▶ _Complete the following_
1) Answer these questions using the mailing-list post.
(a) Which program delivers the writer's mail to ~/mail?
(b) With which option would the writer rather not mount the entire /home tree?
(c) What are both boxes currently running?
2) List each program or protocol named in the mailing-list post, counting each only once.
3) Translate this sentence from the mailing-list post into Spanish: "My current mail setup has procmail delivering mail to ~/mail and mutt reading the mail boxes from there."

▶ _Passage_
2001-04-03 Thread Cheng H. Lee
Hi all,

I have a question about running Mutt and NFS together. My current mail
setup has procmail delivering mail to ~/mail and mutt reading the mail
boxes from there. However, when I'm reading mail from my other box (which
has /home mounted from NFS), mutt always open my mail-boxes read-only.

I've read the Readme.NFS that came with mutt but would rather not have
to mount the entire /home tree with the 'nolock' option. Also, the mutt
FAQ says that I can get around this by configuring mutt using the
'--with-homespool' option, but I haven't figure out how to do this.

Any hints/advice? Both boxes are currently running unstable.

Thanks in advance,

Cheng



mutt and nfs

2000-06-27 Thread Paulo Henrique Baptista de Oliveira
Hi all.

▶ _Record list_
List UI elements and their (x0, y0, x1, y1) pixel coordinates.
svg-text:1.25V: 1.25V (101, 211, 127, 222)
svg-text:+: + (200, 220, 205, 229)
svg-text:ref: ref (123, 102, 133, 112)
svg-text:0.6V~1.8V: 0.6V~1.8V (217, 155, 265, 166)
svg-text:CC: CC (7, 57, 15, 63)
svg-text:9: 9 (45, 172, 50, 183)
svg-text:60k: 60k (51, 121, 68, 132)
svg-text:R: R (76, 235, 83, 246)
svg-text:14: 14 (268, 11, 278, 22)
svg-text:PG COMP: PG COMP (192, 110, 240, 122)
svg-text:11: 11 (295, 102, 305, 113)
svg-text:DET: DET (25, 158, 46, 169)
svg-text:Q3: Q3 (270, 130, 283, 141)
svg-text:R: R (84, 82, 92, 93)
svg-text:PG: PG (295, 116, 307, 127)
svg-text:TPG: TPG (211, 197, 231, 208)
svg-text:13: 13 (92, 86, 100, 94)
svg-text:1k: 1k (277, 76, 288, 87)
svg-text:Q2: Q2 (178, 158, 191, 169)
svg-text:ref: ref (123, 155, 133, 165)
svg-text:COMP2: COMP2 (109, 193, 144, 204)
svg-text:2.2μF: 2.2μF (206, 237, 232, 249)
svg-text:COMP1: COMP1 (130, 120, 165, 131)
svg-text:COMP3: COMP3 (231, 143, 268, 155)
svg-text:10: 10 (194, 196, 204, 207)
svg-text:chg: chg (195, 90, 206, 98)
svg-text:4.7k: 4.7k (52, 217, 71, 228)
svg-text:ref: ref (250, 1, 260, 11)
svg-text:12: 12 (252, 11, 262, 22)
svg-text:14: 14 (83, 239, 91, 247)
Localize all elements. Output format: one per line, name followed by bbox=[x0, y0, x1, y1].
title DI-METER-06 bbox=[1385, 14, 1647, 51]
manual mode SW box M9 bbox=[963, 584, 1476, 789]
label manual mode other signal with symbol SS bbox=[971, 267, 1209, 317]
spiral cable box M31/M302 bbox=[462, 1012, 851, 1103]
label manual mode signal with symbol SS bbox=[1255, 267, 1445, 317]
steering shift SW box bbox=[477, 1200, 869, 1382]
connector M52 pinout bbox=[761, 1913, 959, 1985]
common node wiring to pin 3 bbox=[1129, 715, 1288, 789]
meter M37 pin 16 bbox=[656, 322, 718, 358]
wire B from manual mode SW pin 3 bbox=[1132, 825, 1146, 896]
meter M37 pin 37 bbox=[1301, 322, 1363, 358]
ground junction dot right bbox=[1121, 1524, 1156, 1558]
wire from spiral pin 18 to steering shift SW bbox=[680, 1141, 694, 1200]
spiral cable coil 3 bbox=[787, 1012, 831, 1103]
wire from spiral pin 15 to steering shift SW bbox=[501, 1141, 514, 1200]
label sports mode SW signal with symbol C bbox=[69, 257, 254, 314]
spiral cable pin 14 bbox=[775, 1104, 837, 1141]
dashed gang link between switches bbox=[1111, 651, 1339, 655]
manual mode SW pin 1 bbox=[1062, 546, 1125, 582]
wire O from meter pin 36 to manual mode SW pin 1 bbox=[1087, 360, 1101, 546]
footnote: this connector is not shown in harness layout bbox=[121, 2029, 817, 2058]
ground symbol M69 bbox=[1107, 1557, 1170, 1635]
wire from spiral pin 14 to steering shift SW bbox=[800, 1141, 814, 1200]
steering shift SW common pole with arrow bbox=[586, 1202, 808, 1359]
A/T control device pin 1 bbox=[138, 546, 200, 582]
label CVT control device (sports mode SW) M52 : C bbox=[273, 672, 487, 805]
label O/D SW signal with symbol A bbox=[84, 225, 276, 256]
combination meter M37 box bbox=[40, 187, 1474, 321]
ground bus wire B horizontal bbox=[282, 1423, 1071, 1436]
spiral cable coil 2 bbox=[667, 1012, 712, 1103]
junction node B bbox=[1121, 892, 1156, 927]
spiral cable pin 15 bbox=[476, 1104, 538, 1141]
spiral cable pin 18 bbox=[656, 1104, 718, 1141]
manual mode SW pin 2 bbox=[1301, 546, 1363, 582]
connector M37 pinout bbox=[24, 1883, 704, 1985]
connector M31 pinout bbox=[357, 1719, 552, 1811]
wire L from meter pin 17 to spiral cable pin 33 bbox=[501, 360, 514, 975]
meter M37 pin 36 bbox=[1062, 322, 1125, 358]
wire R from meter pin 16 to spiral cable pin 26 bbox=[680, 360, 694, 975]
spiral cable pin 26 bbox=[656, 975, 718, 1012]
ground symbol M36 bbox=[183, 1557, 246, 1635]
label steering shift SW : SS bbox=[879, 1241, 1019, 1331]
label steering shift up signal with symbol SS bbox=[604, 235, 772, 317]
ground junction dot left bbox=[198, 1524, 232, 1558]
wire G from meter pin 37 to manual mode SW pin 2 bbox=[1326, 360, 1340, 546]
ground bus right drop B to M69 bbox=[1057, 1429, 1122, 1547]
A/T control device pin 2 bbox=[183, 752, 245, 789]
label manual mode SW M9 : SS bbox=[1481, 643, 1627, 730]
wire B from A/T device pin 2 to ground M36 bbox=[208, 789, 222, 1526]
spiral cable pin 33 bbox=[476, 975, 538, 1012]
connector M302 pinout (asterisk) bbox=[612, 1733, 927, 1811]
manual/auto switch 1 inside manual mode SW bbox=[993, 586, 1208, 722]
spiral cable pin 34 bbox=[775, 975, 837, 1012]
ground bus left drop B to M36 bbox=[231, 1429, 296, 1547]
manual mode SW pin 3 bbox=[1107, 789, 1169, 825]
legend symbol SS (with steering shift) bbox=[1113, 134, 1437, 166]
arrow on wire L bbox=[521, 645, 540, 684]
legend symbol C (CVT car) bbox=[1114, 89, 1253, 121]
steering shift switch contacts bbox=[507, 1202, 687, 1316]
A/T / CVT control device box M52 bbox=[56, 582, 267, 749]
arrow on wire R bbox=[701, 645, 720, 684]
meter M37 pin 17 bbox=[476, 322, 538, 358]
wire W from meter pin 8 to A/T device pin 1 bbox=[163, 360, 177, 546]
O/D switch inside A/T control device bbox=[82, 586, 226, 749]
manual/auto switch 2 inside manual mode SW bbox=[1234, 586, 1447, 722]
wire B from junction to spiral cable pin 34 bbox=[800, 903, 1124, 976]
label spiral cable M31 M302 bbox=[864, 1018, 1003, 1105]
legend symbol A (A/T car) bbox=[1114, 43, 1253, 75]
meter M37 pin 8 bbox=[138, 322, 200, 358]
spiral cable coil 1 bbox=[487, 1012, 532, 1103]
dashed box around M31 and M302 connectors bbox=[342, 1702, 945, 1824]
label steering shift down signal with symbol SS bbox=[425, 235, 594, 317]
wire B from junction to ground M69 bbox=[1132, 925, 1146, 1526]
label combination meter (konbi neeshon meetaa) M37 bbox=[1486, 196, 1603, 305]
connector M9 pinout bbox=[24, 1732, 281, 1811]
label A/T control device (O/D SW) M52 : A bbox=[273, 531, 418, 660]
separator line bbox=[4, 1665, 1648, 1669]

▶ _Task results_
1)
(a) procmail
(b) 'nolock'
(c) unstable

2) Mutt, NFS, procmail

3) Mi configuración de correo actual hace que procmail entregue el correo en ~/mail y que mutt lea los buzones desde allí.